TASK DETAILS =
Each record must be retyped in full. No character may differ.

>> Start

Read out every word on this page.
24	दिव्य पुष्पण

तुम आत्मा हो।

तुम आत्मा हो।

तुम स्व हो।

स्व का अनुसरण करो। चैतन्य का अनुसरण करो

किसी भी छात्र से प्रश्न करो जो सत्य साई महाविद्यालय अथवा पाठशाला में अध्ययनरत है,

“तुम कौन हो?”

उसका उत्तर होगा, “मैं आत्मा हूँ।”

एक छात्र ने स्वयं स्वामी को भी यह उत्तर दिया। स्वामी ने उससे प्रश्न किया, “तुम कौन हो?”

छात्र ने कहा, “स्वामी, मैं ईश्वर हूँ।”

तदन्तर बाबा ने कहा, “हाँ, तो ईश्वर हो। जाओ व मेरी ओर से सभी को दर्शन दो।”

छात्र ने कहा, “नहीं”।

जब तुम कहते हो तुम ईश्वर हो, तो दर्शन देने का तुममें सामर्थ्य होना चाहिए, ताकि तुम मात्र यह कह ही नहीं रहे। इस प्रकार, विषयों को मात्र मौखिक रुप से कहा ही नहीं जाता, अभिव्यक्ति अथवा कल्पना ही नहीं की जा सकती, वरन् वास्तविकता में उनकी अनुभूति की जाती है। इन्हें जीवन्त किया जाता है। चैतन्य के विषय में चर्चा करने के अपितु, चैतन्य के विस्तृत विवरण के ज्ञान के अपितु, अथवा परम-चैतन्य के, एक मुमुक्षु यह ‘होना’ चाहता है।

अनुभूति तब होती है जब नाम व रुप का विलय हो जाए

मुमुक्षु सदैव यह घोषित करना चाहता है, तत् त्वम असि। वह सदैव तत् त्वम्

>> End

COMPLETE ANSWER =
Read out every word on this page.
24	दिव्य पुष्पण

तुम आत्मा हो।

तुम आत्मा हो।

तुम स्व हो।

स्व का अनुसरण करो। चैतन्य का अनुसरण करो

किसी भी छात्र से प्रश्न करो जो सत्य साई महाविद्यालय अथवा पाठशाला में अध्ययनरत है,

“तुम कौन हो?”

उसका उत्तर होगा, “मैं आत्मा हूँ।”

एक छात्र ने स्वयं स्वामी को भी यह उत्तर दिया। स्वामी ने उससे प्रश्न किया, “तुम कौन हो?”

छात्र ने कहा, “स्वामी, मैं ईश्वर हूँ।”

तदन्तर बाबा ने कहा, “हाँ, तो ईश्वर हो। जाओ व मेरी ओर से सभी को दर्शन दो।”

छात्र ने कहा, “नहीं”।

जब तुम कहते हो तुम ईश्वर हो, तो दर्शन देने का तुममें सामर्थ्य होना चाहिए, ताकि तुम मात्र यह कह ही नहीं रहे। इस प्रकार, विषयों को मात्र मौखिक रुप से कहा ही नहीं जाता, अभिव्यक्ति अथवा कल्पना ही नहीं की जा सकती, वरन् वास्तविकता में उनकी अनुभूति की जाती है। इन्हें जीवन्त किया जाता है। चैतन्य के विषय में चर्चा करने के अपितु, चैतन्य के विस्तृत विवरण के ज्ञान के अपितु, अथवा परम-चैतन्य के, एक मुमुक्षु यह ‘होना’ चाहता है।

अनुभूति तब होती है जब नाम व रुप का विलय हो जाए

मुमुक्षु सदैव यह घोषित करना चाहता है, तत् त्वम असि। वह सदैव तत् त्वम्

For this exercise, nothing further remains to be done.